• **Actions to take**
A – Answer these questions using the hacksaw forum thread:
(i) Which tool does Duece McCracken carry instead of a Roto-flex?
(ii) What problem does one of Blayney86's guys have with the sawzall?
(iii) According to MTW, which bandsaw looks even more awesome than the corded one?
B – List every username that appears in a post heading of the hacksaw forum thread, giving each name once.
C – Copy the hacksaw forum thread from "All the jobs" to "where it is.".

• **Supplied text**
_____
Pretty sure my (completely sarcastic) comments about a hacksaw and its use have been taken the wrong way... Lesson learned...got to remember people don't know me, or my consistently high level of sarcasm...


----------



## Southeast Power (Jan 18, 2009)

T&K said:


> Pretty sure my (completely sarcastic) comments about a hacksaw and its use have been taken the wrong way... Lesson learned...got to remember people don't know me, or my consistently high level of sarcasm...


Someone once told me I was sardonic. I laughed.

http://english.stackexchange.com/qu...the-difference-between-sardonic-and-sarcastic


----------



## Duece McCracken (Sep 18, 2013)

All the jobs around here have cordless and corded bandsaws. They are the way to go. The hacksaw is on the tool list, and It is handy to have for a few quick cuts, or if theres large MC(6/3 and up) that needs to get terminated. I don't carry a Roto-flex, just a Roto-Split, so I use either the cordless bandsaw or in a pinch i use a hacksaw to cut greenfield. Or the break and snip method, it all depends on what it is going to and where it is.


----------



## Blayney86 (Jan 18, 2013)

Sounds like it's worth it I think I'll have to pick one up this week. One of my guys has that same problem of pinching his thumb with the sawzall. I never considered it since I used to do very little commercial but lately I've been doing mostly commercial.


----------



## HARRY305E (Jun 14, 2013)

Blayney86 said:


> Sounds like it's worth it I think I'll have to pick one up this week. One of my guys has that same problem of pinching his thumb with the sawzall. I never considered it since I used to do very little commercial but lately I've been doing mostly commercial.



I did that to my thumb once, that's how you learn not put your thumb there..:laughing:


----------



## theJcK (Aug 7, 2013)

Milwaukee Hackall.. is the bomb.


----------



## theJcK (Aug 7, 2013)

::coughs:: Hackzall http://www.milwaukeetool.com/power-tools/cordless/2420-22


----------



## MTW (Aug 28, 2013)

The corded bandsaw is awesome but the M18 bandsaw looks even more awesomer. :laughing:


----------



## Bkessler (Feb 14, 2007)
_____
• **Data segment**
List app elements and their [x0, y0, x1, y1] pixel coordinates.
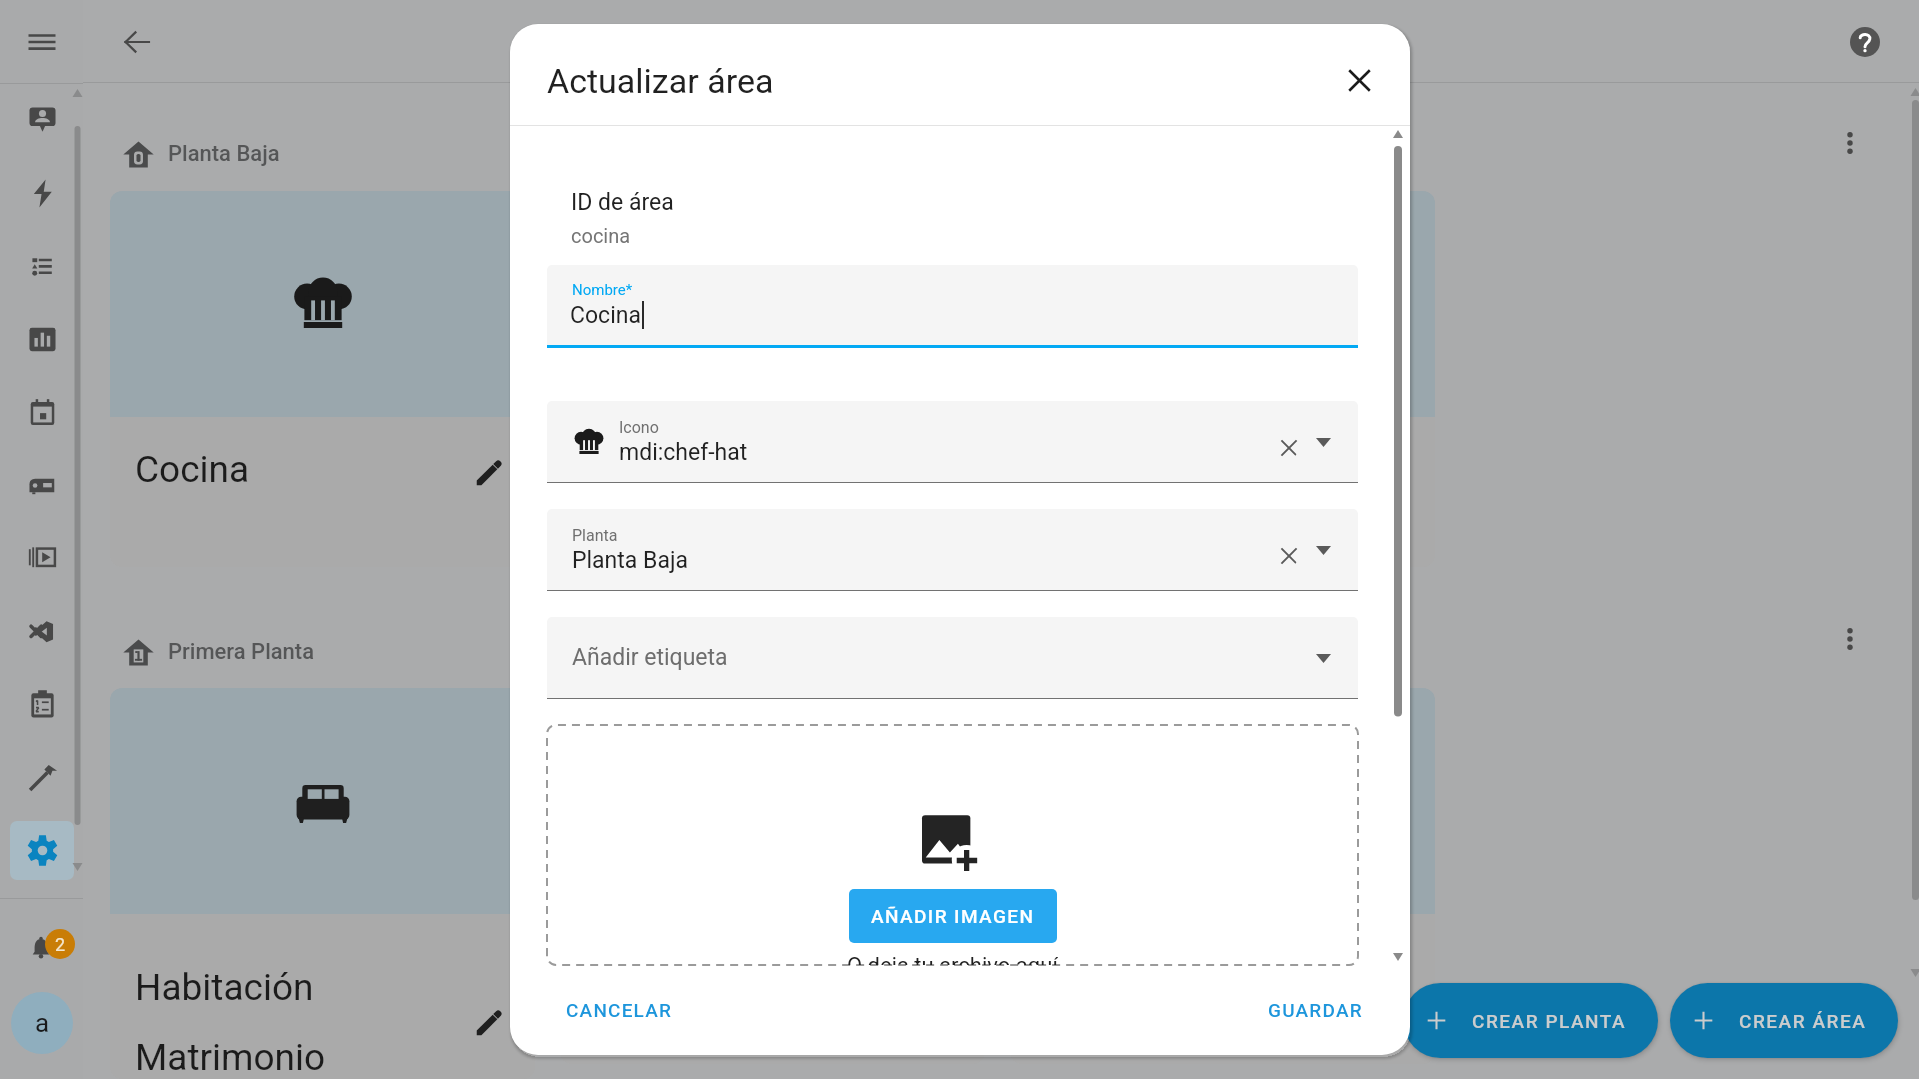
_____
• **Set of answers**
A –
(i) A Roto-Split.
(ii) He pinches his thumb with it.
(iii) The M18 bandsaw.

B –
Southeast Power
Duece McCracken
Blayney86
HARRY305E
theJcK
MTW
Bkessler

C –
All the jobs around here have cordless and corded bandsaws. They are the way to go. The hacksaw is on the tool list, and It is handy to have for a few quick cuts, or if theres large MC(6/3 and up) that needs to get terminated. I don't carry a Roto-flex, just a Roto-Split, so I use either the cordless bandsaw or in a pinch i use a hacksaw to cut greenfield. Or the break and snip method, it all depends on what it is going to and where it is.